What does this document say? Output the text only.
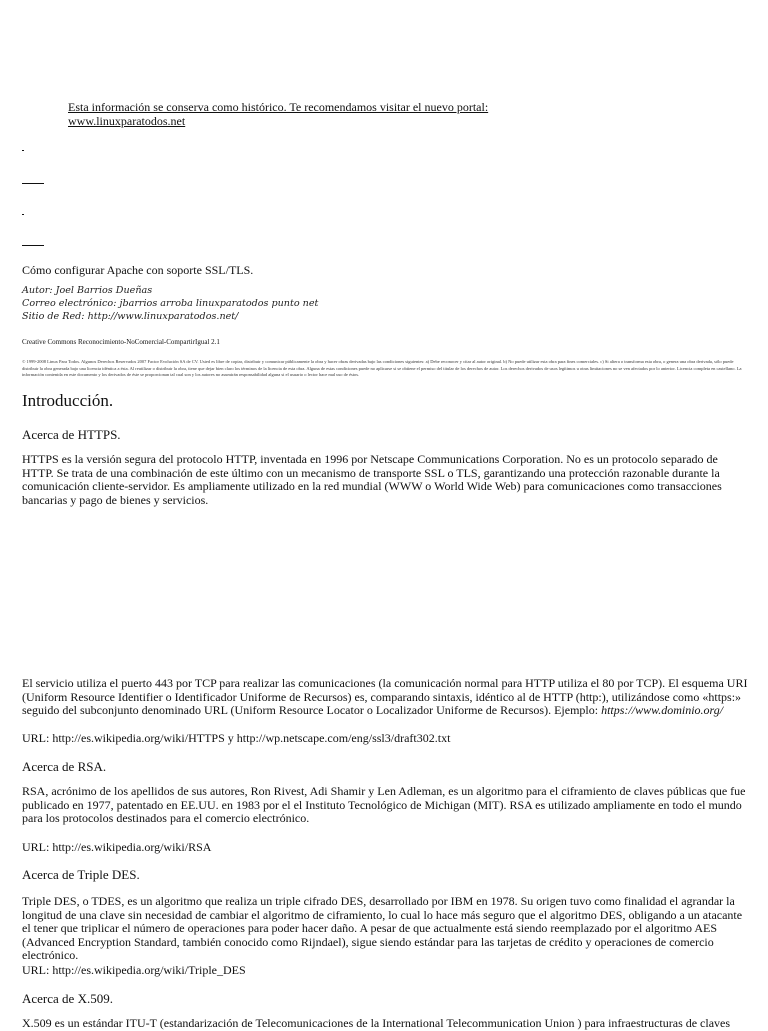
Esta información se conserva como histórico. Te recomendamos visitar el nuevo portal:
www.linuxparatodos.net
Cómo configurar Apache con soporte SSL/TLS.
Autor: Joel Barrios Dueñas
Correo electrónico: jbarrios arroba linuxparatodos punto net
Sitio de Red: http://www.linuxparatodos.net/
Creative Commons Reconocimiento-NoComercial-CompartirIgual 2.1
© 1999-2008 Linux Para Todos. Algunos Derechos Reservados 2007 Factor Evolución SA de CV. Usted es libre de copiar, distribuir y comunicar públicamente la obra y hacer obras derivadas bajo las condiciones siguientes: a) Debe reconocer y citar al autor original. b) No puede utilizar esta obra para fines comerciales. c) Si altera o transforma esta obra, o genera una obra derivada, sólo puede distribuir la obra generada bajo una licencia idéntica a ésta. Al reutilizar o distribuir la obra, tiene que dejar bien claro los términos de la licencia de esta obra. Alguna de estas condiciones puede no aplicarse si se obtiene el permiso del titular de los derechos de autor. Los derechos derivados de usos legítimos u otras limitaciones no se ven afectados por lo anterior. Licencia completa en castellano. La información contenida en este documento y los derivados de éste se proporcionan tal cual son y los autores no asumirán responsabilidad alguna si el usuario o lector hace mal uso de éstos.
Introducción.
Acerca de HTTPS.

HTTPS es la versión segura del protocolo HTTP, inventada en 1996 por Netscape Communications Corporation. No es un protocolo separado de HTTP. Se trata de una combinación de este último con un mecanismo de transporte SSL o TLS, garantizando una protección razonable durante la comunicación cliente-servidor. Es ampliamente utilizado en la red mundial (WWW o World Wide Web) para comunicaciones como transacciones bancarias y pago de bienes y servicios.

El servicio utiliza el puerto 443 por TCP para realizar las comunicaciones (la comunicación normal para HTTP utiliza el 80 por TCP). El esquema URI (Uniform Resource Identifier o Identificador Uniforme de Recursos) es, comparando sintaxis, idéntico al de HTTP (http:), utilizándose como «https:» seguido del subconjunto denominado URL (Uniform Resource Locator o Localizador Uniforme de Recursos). Ejemplo: https://www.dominio.org/

URL: http://es.wikipedia.org/wiki/HTTPS y http://wp.netscape.com/eng/ssl3/draft302.txt
Acerca de RSA.

RSA, acrónimo de los apellidos de sus autores, Ron Rivest, Adi Shamir y Len Adleman, es un algoritmo para el ciframiento de claves públicas que fue publicado en 1977, patentado en EE.UU. en 1983 por el el Instituto Tecnológico de Michigan (MIT). RSA es utilizado ampliamente en todo el mundo para los protocolos destinados para el comercio electrónico.

URL: http://es.wikipedia.org/wiki/RSA
Acerca de Triple DES.

Triple DES, o TDES, es un algoritmo que realiza un triple cifrado DES, desarrollado por IBM en 1978. Su origen tuvo como finalidad el agrandar la longitud de una clave sin necesidad de cambiar el algoritmo de ciframiento, lo cual lo hace más seguro que el algoritmo DES, obligando a un atacante el tener que triplicar el número de operaciones para poder hacer daño. A pesar de que actualmente está siendo reemplazado por el algoritmo AES (Advanced Encryption Standard, también conocido como Rijndael), sigue siendo estándar para las tarjetas de crédito y operaciones de comercio electrónico.

URL: http://es.wikipedia.org/wiki/Triple_DES
Acerca de X.509.

X.509 es un estándar ITU-T (estandarización de Telecomunicaciones de la International Telecommunication Union ) para infraestructuras de claves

· · · · · · ·

SHORT EXERCISE: Only the number is wanted: how many lines in the preceding entries hold the string "wikipedia"?

RESULT OF THE EXERCISE: 3